» **Data records**
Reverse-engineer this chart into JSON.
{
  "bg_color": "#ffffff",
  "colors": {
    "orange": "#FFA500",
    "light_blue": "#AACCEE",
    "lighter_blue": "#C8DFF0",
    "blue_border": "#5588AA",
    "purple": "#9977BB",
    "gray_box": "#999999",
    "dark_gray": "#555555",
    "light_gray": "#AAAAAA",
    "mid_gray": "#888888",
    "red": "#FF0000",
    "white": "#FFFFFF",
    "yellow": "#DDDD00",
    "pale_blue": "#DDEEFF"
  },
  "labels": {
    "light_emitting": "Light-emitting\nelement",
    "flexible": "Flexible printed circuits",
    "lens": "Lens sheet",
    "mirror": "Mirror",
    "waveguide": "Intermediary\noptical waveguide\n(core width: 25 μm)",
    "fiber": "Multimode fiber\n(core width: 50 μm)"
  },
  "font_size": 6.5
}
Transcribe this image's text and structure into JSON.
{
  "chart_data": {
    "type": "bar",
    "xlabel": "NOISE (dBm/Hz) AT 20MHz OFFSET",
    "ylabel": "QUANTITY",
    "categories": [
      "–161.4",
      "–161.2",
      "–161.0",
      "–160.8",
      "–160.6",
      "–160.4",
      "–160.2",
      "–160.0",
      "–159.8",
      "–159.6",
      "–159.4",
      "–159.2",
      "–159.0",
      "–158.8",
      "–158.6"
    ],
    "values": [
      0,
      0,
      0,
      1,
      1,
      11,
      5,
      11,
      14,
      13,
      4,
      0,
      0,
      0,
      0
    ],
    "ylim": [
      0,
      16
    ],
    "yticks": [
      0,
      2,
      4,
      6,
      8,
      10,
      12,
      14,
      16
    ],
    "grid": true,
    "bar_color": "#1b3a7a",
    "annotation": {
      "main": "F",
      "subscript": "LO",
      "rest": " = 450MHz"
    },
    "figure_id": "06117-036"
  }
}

» **What needs to be done**
Every record above must be duplicated exactly.

» **Solution for this task**
Reverse-engineer this chart into JSON.
{
  "bg_color": "#ffffff",
  "colors": {
    "orange": "#FFA500",
    "light_blue": "#AACCEE",
    "lighter_blue": "#C8DFF0",
    "blue_border": "#5588AA",
    "purple": "#9977BB",
    "gray_box": "#999999",
    "dark_gray": "#555555",
    "light_gray": "#AAAAAA",
    "mid_gray": "#888888",
    "red": "#FF0000",
    "white": "#FFFFFF",
    "yellow": "#DDDD00",
    "pale_blue": "#DDEEFF"
  },
  "labels": {
    "light_emitting": "Light-emitting\nelement",
    "flexible": "Flexible printed circuits",
    "lens": "Lens sheet",
    "mirror": "Mirror",
    "waveguide": "Intermediary\noptical waveguide\n(core width: 25 μm)",
    "fiber": "Multimode fiber\n(core width: 50 μm)"
  },
  "font_size": 6.5
}
Transcribe this image's text and structure into JSON.
{
  "chart_data": {
    "type": "bar",
    "xlabel": "NOISE (dBm/Hz) AT 20MHz OFFSET",
    "ylabel": "QUANTITY",
    "categories": [
      "–161.4",
      "–161.2",
      "–161.0",
      "–160.8",
      "–160.6",
      "–160.4",
      "–160.2",
      "–160.0",
      "–159.8",
      "–159.6",
      "–159.4",
      "–159.2",
      "–159.0",
      "–158.8",
      "–158.6"
    ],
    "values": [
      0,
      0,
      0,
      1,
      1,
      11,
      5,
      11,
      14,
      13,
      4,
      0,
      0,
      0,
      0
    ],
    "ylim": [
      0,
      16
    ],
    "yticks": [
      0,
      2,
      4,
      6,
      8,
      10,
      12,
      14,
      16
    ],
    "grid": true,
    "bar_color": "#1b3a7a",
    "annotation": {
      "main": "F",
      "subscript": "LO",
      "rest": " = 450MHz"
    },
    "figure_id": "06117-036"
  }
}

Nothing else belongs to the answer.